**STATED TASK**
In the entries below, how many lines hold the string "access"? Give only the number.

[Collected data entries]
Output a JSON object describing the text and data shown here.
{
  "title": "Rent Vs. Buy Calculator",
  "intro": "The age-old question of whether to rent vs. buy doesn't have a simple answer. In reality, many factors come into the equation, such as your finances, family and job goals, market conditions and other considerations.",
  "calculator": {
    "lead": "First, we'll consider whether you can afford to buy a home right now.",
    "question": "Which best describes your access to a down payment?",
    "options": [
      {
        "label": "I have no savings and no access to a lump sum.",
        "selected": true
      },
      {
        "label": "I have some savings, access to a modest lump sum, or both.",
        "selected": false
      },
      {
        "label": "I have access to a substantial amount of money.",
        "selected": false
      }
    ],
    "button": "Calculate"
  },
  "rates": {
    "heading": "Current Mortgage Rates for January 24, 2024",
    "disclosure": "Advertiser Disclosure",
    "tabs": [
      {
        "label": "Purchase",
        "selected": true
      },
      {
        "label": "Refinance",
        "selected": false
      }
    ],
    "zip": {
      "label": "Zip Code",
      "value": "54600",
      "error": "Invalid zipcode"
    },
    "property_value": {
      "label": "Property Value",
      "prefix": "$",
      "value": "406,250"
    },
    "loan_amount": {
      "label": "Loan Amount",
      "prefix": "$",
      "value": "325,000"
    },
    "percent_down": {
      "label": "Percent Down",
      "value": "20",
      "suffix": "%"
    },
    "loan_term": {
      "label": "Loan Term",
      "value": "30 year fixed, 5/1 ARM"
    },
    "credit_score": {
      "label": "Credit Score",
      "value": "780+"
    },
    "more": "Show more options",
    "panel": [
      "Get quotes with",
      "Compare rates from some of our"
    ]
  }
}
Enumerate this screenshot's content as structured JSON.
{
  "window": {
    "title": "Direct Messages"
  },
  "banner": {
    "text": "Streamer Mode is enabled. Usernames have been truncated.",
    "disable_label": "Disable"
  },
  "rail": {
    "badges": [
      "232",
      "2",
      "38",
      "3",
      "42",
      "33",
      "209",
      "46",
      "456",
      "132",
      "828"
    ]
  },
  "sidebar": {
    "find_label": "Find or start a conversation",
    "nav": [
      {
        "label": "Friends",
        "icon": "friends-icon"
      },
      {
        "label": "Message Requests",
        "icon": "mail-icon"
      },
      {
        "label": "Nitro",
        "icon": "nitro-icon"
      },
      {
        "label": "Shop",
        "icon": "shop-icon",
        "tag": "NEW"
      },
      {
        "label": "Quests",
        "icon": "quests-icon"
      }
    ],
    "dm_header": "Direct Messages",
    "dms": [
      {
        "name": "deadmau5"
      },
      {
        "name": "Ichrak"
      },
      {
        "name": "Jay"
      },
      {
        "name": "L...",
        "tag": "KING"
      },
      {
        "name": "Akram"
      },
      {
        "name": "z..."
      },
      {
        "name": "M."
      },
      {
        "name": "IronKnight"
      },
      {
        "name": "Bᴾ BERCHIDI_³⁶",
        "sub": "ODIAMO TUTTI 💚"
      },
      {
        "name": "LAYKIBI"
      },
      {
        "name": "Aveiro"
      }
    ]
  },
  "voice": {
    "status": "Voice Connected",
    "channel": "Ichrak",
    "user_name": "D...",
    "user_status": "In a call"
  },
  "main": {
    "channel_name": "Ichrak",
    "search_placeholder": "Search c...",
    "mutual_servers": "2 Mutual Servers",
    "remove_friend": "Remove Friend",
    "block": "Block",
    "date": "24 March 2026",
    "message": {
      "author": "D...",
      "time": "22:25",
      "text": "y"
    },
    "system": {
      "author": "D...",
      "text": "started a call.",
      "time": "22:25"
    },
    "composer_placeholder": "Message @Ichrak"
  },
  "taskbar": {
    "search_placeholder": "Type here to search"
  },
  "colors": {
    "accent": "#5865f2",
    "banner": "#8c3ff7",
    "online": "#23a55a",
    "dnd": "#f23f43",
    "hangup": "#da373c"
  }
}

**RESULT FOR THIS EXERCISE**
4